--- start ---

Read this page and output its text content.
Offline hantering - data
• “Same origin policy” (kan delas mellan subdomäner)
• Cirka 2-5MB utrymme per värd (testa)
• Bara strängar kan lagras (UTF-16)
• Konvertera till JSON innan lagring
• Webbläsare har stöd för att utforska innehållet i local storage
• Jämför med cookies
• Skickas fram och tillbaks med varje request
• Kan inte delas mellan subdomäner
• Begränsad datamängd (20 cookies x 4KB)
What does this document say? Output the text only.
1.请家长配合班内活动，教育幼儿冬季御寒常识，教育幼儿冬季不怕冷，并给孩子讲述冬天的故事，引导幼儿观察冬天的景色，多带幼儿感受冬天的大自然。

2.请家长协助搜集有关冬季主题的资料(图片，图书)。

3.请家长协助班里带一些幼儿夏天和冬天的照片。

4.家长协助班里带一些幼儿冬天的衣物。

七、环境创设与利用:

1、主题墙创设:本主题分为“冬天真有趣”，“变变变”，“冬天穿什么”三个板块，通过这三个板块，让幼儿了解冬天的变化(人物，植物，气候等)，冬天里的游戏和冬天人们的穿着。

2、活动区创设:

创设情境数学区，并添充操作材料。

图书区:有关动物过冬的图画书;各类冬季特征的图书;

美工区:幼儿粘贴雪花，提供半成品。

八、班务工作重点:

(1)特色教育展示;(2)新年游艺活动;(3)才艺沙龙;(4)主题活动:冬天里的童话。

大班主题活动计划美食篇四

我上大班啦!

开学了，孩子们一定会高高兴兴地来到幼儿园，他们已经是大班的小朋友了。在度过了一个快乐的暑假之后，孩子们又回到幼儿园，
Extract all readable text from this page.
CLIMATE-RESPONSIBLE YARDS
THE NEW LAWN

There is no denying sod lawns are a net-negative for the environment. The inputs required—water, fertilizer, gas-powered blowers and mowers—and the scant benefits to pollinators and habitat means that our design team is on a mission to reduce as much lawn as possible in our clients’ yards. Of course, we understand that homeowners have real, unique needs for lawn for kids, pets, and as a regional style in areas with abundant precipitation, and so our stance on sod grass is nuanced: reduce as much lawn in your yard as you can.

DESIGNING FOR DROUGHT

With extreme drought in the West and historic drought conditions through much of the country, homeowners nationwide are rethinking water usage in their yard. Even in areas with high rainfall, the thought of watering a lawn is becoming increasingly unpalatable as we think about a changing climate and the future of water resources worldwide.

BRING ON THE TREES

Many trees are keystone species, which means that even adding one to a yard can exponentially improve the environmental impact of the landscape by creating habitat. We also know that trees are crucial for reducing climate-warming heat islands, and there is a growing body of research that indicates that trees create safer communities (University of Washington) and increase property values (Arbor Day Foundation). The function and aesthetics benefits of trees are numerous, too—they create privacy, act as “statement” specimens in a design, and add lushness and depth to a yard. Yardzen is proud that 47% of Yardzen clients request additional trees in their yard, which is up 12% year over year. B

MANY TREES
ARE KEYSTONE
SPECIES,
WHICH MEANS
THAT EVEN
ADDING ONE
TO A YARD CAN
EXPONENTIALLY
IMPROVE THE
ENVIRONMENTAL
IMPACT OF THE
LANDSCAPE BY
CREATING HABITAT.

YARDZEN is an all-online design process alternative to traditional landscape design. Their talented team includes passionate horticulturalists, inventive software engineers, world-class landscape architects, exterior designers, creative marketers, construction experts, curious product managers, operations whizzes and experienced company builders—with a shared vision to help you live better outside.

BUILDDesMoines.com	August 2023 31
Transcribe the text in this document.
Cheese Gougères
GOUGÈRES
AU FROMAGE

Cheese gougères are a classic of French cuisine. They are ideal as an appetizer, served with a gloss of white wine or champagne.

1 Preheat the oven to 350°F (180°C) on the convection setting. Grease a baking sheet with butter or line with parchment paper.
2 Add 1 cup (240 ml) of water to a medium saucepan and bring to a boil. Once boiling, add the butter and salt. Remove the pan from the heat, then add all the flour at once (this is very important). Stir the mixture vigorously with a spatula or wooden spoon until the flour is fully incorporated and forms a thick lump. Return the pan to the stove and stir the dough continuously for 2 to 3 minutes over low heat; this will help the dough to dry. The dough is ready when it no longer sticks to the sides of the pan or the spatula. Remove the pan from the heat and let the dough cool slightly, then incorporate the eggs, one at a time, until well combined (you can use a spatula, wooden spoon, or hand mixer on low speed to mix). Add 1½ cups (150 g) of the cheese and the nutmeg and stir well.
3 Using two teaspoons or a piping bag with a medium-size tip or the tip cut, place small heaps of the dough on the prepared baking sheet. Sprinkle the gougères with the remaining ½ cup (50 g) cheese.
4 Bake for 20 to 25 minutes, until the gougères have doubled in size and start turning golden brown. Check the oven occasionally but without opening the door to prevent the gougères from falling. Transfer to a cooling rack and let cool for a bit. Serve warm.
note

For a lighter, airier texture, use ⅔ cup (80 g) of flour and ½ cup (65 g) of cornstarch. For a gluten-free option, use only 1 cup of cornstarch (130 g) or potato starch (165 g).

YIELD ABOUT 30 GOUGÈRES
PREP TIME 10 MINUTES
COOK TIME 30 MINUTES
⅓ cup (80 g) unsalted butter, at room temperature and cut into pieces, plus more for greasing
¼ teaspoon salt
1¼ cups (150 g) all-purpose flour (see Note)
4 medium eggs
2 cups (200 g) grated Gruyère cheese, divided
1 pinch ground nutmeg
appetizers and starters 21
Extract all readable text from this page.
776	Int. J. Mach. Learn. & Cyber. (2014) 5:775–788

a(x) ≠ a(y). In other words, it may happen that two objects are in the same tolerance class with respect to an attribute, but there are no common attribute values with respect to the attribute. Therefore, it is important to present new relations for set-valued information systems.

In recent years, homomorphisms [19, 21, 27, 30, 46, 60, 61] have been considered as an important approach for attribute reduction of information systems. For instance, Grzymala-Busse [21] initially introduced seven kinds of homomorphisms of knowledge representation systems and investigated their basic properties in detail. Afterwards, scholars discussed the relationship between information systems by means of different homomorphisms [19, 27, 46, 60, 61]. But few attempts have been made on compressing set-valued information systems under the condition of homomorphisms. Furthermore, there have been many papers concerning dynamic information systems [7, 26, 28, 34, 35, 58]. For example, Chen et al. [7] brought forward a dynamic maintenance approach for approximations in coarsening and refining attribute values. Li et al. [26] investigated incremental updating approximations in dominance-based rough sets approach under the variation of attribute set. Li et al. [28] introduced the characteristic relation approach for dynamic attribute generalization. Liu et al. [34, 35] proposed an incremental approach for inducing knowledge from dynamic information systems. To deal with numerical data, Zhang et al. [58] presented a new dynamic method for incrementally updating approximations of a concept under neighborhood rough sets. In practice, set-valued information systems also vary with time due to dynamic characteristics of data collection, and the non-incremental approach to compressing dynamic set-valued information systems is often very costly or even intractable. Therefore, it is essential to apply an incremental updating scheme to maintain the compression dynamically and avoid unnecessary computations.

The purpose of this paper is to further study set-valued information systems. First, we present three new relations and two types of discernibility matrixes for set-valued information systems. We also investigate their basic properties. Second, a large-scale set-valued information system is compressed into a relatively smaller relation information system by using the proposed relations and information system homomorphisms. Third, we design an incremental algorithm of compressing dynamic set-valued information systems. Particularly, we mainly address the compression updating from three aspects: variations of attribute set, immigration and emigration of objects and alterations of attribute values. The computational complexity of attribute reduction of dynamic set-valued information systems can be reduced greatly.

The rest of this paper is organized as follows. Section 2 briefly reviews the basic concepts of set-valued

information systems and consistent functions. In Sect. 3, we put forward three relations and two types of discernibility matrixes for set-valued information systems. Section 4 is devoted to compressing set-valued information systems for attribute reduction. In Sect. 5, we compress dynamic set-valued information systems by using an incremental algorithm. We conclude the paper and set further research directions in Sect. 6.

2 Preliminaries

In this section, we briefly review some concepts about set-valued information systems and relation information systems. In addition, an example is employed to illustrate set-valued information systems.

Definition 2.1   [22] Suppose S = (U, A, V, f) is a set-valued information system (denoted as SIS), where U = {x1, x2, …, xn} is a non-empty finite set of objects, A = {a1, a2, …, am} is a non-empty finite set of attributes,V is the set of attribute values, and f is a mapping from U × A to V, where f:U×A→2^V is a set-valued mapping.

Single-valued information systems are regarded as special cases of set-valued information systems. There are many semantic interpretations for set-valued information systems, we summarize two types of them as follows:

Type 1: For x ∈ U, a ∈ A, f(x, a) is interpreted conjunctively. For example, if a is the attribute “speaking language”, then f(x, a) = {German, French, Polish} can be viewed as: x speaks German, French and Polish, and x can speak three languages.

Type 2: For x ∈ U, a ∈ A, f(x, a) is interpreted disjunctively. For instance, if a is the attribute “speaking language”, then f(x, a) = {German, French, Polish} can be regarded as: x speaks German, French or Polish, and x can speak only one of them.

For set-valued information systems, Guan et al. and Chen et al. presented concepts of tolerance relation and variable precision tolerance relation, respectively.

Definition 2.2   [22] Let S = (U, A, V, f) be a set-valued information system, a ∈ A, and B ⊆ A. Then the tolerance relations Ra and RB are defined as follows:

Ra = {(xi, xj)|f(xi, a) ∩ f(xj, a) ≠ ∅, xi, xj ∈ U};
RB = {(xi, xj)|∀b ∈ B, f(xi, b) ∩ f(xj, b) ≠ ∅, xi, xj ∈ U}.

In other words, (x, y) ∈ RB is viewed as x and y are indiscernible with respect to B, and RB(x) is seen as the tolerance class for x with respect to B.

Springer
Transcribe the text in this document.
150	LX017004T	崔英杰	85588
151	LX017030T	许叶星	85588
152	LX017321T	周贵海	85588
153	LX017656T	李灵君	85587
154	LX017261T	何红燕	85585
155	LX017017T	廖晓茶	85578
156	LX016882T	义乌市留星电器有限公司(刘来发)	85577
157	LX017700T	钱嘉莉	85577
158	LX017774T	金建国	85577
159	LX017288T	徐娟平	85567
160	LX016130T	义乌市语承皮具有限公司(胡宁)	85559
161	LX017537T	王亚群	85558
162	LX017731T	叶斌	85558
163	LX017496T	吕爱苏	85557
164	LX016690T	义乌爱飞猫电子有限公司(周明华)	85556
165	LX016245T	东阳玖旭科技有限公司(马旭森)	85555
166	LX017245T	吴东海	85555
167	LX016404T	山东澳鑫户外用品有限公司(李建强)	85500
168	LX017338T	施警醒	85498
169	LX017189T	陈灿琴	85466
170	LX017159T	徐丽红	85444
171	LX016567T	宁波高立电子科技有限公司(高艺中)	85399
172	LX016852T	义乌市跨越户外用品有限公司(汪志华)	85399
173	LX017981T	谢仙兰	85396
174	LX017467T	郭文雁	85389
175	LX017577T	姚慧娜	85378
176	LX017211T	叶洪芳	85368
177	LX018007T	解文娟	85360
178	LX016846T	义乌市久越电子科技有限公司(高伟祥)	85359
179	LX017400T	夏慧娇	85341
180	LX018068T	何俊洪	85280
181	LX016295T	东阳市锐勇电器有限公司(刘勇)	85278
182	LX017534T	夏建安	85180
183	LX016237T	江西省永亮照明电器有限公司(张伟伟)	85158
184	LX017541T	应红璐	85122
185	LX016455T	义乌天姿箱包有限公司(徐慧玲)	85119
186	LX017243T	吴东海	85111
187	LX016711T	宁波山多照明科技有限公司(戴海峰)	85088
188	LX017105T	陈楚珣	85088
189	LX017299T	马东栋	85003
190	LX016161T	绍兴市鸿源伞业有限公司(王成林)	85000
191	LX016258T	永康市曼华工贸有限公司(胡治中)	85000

--- end ---

Only a number is wanted: how many lines contain "mellan"?

2